Every line that contains the word "средств" should be copied out.
** START PROVIDED ENTRIES **
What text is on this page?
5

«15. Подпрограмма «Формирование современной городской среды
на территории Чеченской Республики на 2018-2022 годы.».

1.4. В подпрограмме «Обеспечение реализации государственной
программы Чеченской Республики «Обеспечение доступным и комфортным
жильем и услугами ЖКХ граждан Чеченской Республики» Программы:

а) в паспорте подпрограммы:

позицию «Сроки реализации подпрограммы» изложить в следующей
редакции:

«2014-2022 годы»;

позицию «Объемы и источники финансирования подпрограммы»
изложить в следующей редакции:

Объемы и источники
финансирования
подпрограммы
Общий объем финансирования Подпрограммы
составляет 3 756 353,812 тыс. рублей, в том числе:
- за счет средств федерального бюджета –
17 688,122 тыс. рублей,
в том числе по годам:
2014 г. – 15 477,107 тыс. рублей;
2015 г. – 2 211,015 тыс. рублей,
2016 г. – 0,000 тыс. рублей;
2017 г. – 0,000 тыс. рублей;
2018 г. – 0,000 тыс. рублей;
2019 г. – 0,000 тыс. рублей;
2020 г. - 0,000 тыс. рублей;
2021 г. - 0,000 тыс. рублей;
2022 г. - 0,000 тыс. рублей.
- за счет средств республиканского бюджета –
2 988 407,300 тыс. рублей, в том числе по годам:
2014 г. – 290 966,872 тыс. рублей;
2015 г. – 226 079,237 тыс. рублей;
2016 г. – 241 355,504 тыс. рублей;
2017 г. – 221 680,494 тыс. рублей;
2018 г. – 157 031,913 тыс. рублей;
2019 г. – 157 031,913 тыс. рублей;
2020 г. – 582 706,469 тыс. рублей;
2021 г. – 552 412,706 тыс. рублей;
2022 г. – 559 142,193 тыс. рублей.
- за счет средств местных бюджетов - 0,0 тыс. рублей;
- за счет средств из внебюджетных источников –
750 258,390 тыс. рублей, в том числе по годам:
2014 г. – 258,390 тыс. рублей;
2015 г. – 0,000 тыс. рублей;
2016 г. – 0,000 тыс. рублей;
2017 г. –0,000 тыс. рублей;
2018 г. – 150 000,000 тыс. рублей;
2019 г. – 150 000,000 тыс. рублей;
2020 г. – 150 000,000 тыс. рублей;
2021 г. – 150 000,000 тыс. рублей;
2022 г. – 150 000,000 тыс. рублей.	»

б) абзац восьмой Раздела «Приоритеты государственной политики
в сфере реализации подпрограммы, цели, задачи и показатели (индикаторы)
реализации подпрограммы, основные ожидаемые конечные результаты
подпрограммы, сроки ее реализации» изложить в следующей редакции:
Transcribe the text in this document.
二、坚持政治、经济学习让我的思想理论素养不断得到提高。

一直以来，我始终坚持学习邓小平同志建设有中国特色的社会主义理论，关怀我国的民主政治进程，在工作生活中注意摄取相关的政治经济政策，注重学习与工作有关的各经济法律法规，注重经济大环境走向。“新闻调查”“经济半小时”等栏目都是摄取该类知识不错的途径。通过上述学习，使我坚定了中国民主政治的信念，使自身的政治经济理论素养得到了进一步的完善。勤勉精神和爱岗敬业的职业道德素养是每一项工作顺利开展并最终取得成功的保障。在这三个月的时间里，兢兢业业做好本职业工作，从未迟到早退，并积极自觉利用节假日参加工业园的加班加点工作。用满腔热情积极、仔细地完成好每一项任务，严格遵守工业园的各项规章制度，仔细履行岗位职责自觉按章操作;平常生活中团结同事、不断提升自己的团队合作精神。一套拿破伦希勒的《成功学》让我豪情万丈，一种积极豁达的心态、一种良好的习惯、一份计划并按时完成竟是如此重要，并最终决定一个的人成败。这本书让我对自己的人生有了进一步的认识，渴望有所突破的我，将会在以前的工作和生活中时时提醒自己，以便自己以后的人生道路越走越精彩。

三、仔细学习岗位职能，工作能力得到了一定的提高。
** END PROVIDED ENTRIES **
__FINISHED ANSWER__.
- за счет средств федерального бюджета –
- за счет средств республиканского бюджета –
- за счет средств местных бюджетов - 0,0 тыс. рублей;
- за счет средств из внебюджетных источников –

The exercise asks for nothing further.